## YOUR OBJECTIVE
Copy each line of the entries beneath that contains the word "Obesity".

>> Start INPUT MATERIAL

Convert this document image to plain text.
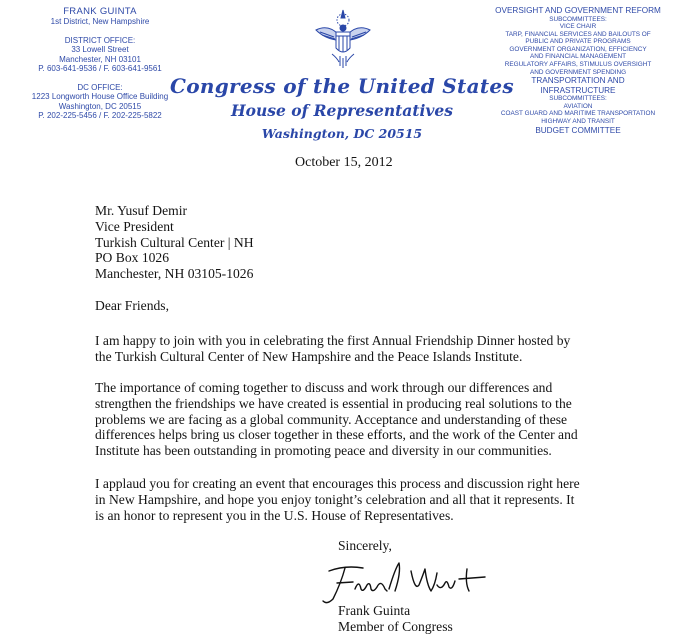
FRANK GUINTA
1st District, New Hampshire
DISTRICT OFFICE:
33 Lowell Street
Manchester, NH 03101
P. 603-641-9536 / F. 603-641-9561
DC OFFICE:
1223 Longworth House Office Building
Washington, DC 20515
P. 202-225-5456 / F. 202-225-5822
Congress of the United States
House of Representatives
Washington, DC 20515
OVERSIGHT AND GOVERNMENT REFORM
SUBCOMMITTEES:
VICE CHAIR
TARP, FINANCIAL SERVICES AND BAILOUTS OF
PUBLIC AND PRIVATE PROGRAMS
GOVERNMENT ORGANIZATION, EFFICIENCY
AND FINANCIAL MANAGEMENT
REGULATORY AFFAIRS, STIMULUS OVERSIGHT
AND GOVERNMENT SPENDING
TRANSPORTATION AND
INFRASTRUCTURE
SUBCOMMITTEES:
AVIATION
COAST GUARD AND MARITIME TRANSPORTATION
HIGHWAY AND TRANSIT
BUDGET COMMITTEE
October 15, 2012
Mr. Yusuf Demir
Vice President
Turkish Cultural Center | NH
PO Box 1026
Manchester, NH 03105-1026
Dear Friends,
I am happy to join with you in celebrating the first Annual Friendship Dinner hosted by
the Turkish Cultural Center of New Hampshire and the Peace Islands Institute.
The importance of coming together to discuss and work through our differences and
strengthen the friendships we have created is essential in producing real solutions to the
problems we are facing as a global community. Acceptance and understanding of these
differences helps bring us closer together in these efforts, and the work of the Center and
Institute has been outstanding in promoting peace and diversity in our communities.
I applaud you for creating an event that encourages this process and discussion right here
in New Hampshire, and hope you enjoy tonight’s celebration and all that it represents. It
is an honor to represent you in the U.S. House of Representatives.
Sincerely,
Frank Guinta
Member of Congress
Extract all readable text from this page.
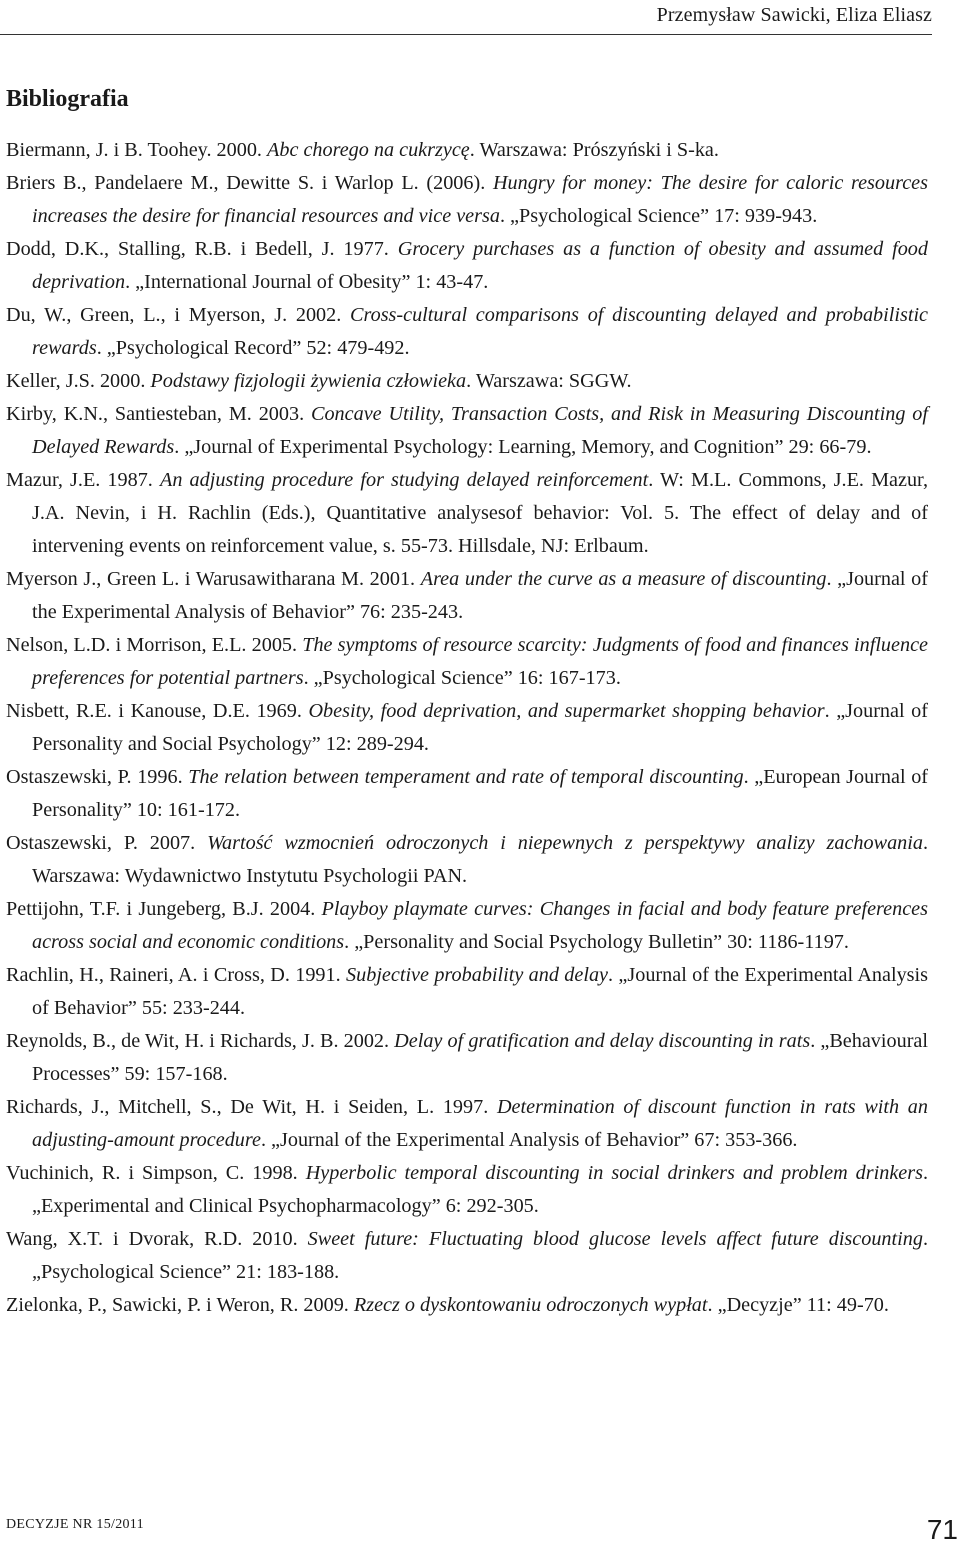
Przemysław Sawicki, Eliza Eliasz
Bibliografia
Biermann, J. i B. Toohey. 2000. Abc chorego na cukrzycę. Warszawa: Prószyński i S-ka.
Briers B., Pandelaere M., Dewitte S. i Warlop L. (2006). Hungry for money: The desire for caloric resources increases the desire for financial resources and vice versa. „Psychological Science” 17: 939-943.
Dodd, D.K., Stalling, R.B. i Bedell, J. 1977. Grocery purchases as a function of obesity and assumed food deprivation. „International Journal of Obesity” 1: 43-47.
Du, W., Green, L., i Myerson, J. 2002. Cross-cultural comparisons of discounting delayed and probabilistic rewards. „Psychological Record” 52: 479-492.
Keller, J.S. 2000. Podstawy fizjologii żywienia człowieka. Warszawa: SGGW.
Kirby, K.N., Santiesteban, M. 2003. Concave Utility, Transaction Costs, and Risk in Measuring Discounting of Delayed Rewards. „Journal of Experimental Psychology: Learning, Memory, and Cognition” 29: 66-79.
Mazur, J.E. 1987. An adjusting procedure for studying delayed reinforcement. W: M.L. Commons, J.E. Mazur, J.A. Nevin, i H. Rachlin (Eds.), Quantitative analysesof behavior: Vol. 5. The effect of delay and of intervening events on reinforcement value, s. 55-73. Hillsdale, NJ: Erlbaum.
Myerson J., Green L. i Warusawitharana M. 2001. Area under the curve as a measure of discounting. „Journal of the Experimental Analysis of Behavior” 76: 235-243.
Nelson, L.D. i Morrison, E.L. 2005. The symptoms of resource scarcity: Judgments of food and finances influence preferences for potential partners. „Psychological Science” 16: 167-173.
Nisbett, R.E. i Kanouse, D.E. 1969. Obesity, food deprivation, and supermarket shopping behavior. „Journal of Personality and Social Psychology” 12: 289-294.
Ostaszewski, P. 1996. The relation between temperament and rate of temporal discounting. „European Journal of Personality” 10: 161-172.
Ostaszewski, P. 2007. Wartość wzmocnień odroczonych i niepewnych z perspektywy analizy zachowania. Warszawa: Wydawnictwo Instytutu Psychologii PAN.
Pettijohn, T.F. i Jungeberg, B.J. 2004. Playboy playmate curves: Changes in facial and body feature preferences across social and economic conditions. „Personality and Social Psychology Bulletin” 30: 1186-1197.
Rachlin, H., Raineri, A. i Cross, D. 1991. Subjective probability and delay. „Journal of the Experimental Analysis of Behavior” 55: 233-244.
Reynolds, B., de Wit, H. i Richards, J. B. 2002. Delay of gratification and delay discounting in rats. „Behavioural Processes” 59: 157-168.
Richards, J., Mitchell, S., De Wit, H. i Seiden, L. 1997. Determination of discount function in rats with an adjusting-amount procedure. „Journal of the Experimental Analysis of Behavior” 67: 353-366.
Vuchinich, R. i Simpson, C. 1998. Hyperbolic temporal discounting in social drinkers and problem drinkers. „Experimental and Clinical Psychopharmacology” 6: 292-305.
Wang, X.T. i Dvorak, R.D. 2010. Sweet future: Fluctuating blood glucose levels affect future discounting. „Psychological Science” 21: 183-188.
Zielonka, P., Sawicki, P. i Weron, R. 2009. Rzecz o dyskontowaniu odroczonych wypłat. „Decyzje” 11: 49-70.
DECYZJE NR 15/2011	71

>> End INPUT MATERIAL

## EXERCISE ANSWER
Dodd, D.K., Stalling, R.B. i Bedell, J. 1977. Grocery purchases as a function of obesity and assumed food deprivation. „International Journal of Obesity” 1: 43-47.
Nisbett, R.E. i Kanouse, D.E. 1969. Obesity, food deprivation, and supermarket shopping behavior. „Journal of Personality and Social Psychology” 12: 289-294.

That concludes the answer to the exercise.